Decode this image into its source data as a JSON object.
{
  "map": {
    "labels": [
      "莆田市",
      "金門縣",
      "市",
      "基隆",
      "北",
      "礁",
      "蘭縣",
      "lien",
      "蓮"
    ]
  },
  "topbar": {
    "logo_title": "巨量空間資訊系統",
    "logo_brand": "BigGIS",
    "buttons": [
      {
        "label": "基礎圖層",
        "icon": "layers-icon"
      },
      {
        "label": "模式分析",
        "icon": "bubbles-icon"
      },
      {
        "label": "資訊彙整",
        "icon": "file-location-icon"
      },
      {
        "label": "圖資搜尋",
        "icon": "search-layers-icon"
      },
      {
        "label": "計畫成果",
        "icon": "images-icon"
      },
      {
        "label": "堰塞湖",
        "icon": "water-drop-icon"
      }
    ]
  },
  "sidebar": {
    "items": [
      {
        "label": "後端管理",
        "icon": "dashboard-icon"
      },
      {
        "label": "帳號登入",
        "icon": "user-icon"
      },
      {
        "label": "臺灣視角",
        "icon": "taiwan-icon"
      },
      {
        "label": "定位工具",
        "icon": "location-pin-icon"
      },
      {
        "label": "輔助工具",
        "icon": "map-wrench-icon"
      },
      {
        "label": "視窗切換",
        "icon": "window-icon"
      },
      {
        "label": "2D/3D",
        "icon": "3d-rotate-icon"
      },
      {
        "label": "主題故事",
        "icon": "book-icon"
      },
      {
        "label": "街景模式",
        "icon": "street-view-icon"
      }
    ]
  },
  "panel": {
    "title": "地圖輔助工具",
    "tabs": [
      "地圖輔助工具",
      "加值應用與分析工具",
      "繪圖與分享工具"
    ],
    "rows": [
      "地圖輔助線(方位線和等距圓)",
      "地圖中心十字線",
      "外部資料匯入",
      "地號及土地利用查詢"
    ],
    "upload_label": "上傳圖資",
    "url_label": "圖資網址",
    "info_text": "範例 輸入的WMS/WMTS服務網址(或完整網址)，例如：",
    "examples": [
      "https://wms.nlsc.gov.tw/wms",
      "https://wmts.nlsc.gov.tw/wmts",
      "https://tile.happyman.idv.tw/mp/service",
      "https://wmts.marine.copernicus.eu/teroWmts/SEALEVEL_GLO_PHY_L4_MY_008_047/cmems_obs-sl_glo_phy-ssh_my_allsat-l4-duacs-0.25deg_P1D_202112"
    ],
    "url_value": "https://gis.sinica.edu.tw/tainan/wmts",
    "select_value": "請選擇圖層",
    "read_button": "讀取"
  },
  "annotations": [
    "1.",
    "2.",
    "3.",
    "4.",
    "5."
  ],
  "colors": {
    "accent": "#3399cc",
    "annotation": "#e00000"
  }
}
-=-=-=-=-
[Written instruction]: All lines in the data that contain the word "location" should be copied.

[Response to the task]:
        "icon": "file-location-icon"
        "icon": "location-pin-icon"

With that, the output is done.